— start Data shown —
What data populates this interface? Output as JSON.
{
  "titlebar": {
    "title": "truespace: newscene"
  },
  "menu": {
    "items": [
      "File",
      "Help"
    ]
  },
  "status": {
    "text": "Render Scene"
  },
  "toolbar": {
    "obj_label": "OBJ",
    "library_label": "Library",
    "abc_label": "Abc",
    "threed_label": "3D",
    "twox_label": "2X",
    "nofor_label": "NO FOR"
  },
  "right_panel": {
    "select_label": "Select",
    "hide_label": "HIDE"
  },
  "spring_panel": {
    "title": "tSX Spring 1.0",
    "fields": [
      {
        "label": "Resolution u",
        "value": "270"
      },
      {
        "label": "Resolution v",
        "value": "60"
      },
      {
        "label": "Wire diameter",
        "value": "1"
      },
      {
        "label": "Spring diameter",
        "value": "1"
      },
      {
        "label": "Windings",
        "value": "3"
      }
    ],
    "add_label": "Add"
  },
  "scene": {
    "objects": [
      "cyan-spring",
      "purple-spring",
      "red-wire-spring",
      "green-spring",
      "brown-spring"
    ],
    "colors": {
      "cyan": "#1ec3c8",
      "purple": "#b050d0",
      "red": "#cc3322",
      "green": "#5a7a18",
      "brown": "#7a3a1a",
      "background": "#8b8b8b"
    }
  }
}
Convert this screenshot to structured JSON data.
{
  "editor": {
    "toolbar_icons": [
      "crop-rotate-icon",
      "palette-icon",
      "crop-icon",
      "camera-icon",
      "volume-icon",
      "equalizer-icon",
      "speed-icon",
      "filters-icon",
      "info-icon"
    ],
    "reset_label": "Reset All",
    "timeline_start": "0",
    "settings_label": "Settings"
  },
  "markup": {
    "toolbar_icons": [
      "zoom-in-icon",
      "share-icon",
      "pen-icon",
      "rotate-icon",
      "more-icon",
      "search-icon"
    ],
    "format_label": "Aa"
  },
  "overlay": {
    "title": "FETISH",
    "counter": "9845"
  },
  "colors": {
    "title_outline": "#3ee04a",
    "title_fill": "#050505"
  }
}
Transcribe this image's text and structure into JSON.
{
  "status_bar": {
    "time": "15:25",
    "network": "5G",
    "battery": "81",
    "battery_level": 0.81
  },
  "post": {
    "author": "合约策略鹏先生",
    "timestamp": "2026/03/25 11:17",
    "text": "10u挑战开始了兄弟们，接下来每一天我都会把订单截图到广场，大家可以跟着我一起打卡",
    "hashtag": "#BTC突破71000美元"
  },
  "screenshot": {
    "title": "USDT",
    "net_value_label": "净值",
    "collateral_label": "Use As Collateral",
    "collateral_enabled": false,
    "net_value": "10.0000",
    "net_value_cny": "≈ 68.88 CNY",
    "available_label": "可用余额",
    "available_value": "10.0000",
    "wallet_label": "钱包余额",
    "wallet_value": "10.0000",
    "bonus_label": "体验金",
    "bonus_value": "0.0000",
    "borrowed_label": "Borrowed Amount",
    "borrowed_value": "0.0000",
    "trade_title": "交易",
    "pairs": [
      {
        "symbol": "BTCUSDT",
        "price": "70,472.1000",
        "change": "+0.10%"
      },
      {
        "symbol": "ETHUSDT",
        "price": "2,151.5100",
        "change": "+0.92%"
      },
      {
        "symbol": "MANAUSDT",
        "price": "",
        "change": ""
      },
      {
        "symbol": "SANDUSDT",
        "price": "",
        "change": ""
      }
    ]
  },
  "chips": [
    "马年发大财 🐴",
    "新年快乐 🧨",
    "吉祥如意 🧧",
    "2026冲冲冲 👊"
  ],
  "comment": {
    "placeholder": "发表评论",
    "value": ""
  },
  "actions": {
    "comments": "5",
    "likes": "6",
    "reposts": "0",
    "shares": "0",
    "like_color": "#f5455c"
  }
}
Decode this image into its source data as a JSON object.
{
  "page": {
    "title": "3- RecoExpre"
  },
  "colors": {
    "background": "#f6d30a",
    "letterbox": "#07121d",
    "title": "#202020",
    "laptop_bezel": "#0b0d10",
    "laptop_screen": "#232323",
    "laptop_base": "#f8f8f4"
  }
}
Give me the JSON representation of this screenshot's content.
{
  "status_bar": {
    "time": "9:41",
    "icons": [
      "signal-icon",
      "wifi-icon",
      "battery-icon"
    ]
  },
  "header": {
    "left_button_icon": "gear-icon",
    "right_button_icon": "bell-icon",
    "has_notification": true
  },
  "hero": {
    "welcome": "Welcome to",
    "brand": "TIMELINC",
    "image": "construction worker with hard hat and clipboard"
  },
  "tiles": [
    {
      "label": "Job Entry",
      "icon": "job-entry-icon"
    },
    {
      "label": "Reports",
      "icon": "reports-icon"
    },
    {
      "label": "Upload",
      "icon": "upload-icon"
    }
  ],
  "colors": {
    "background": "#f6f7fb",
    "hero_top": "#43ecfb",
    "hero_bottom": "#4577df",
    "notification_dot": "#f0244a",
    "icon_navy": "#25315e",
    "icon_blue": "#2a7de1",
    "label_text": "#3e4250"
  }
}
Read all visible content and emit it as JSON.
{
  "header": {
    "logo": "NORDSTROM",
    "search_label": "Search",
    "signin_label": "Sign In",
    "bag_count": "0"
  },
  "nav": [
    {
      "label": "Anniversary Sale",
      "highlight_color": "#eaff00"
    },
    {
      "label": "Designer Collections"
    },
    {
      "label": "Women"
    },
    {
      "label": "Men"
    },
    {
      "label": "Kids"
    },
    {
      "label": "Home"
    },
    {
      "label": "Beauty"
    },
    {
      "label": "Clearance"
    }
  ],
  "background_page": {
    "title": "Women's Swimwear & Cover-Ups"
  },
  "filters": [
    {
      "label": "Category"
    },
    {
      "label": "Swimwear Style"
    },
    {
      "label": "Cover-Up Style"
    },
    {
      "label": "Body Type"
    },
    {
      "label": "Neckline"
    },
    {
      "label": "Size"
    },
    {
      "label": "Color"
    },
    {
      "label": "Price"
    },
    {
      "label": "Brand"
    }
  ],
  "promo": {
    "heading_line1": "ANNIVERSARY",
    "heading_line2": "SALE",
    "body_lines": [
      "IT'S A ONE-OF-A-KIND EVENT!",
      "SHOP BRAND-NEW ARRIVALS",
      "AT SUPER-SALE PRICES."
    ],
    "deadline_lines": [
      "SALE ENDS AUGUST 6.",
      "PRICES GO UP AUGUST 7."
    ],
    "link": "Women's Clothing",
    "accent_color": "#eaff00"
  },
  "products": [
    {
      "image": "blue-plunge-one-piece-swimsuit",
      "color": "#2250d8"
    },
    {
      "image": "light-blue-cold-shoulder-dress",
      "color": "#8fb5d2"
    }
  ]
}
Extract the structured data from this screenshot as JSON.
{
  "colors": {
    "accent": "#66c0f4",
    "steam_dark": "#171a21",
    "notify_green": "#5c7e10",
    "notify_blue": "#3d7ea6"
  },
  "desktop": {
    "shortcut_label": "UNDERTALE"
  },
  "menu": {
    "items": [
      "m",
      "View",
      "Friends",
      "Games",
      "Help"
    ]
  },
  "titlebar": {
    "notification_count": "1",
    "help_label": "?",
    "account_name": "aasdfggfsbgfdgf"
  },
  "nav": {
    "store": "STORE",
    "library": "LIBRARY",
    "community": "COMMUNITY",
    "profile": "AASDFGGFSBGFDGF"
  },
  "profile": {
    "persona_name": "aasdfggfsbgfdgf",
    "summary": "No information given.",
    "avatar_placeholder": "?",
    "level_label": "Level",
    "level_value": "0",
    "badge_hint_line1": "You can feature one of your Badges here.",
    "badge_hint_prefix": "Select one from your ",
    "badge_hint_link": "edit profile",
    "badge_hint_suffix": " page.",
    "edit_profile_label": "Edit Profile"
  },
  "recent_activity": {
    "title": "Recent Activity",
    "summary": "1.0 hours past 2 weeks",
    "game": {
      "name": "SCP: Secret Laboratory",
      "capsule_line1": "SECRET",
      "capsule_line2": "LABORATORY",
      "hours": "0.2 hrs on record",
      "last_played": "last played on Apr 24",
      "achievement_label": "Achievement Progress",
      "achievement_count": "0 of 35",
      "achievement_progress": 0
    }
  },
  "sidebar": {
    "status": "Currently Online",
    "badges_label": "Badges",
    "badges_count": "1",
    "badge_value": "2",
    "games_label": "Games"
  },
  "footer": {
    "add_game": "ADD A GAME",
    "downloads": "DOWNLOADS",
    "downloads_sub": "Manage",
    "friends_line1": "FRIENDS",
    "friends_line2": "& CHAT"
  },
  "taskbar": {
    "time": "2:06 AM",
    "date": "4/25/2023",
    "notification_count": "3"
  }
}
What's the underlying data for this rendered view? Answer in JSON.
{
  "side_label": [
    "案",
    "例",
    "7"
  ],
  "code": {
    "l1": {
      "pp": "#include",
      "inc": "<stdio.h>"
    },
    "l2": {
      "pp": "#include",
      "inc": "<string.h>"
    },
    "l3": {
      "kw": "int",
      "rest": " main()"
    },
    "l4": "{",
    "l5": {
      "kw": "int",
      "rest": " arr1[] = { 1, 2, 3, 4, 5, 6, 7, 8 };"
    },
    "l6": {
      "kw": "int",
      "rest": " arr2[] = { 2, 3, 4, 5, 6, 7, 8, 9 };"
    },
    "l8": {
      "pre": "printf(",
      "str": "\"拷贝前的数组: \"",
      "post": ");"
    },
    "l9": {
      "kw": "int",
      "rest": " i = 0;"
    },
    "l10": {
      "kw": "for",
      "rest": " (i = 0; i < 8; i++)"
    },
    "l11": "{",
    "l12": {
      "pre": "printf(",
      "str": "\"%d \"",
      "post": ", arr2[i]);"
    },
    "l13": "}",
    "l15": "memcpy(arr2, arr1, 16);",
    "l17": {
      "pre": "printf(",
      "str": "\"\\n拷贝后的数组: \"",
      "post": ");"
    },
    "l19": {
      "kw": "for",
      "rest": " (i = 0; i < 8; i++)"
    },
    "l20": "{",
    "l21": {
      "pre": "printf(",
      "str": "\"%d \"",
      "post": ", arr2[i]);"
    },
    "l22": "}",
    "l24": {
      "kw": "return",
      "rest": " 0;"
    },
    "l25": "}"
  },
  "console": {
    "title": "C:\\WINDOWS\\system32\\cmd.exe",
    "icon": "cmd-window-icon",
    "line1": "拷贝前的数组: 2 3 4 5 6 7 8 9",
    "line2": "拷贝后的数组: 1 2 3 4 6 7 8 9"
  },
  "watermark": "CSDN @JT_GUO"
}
— end Data shown —
> **Work required**:
Determine the number of lines in the data that contain "from" as a word or string, and state only that number.

> **Solution to the exercise**:
2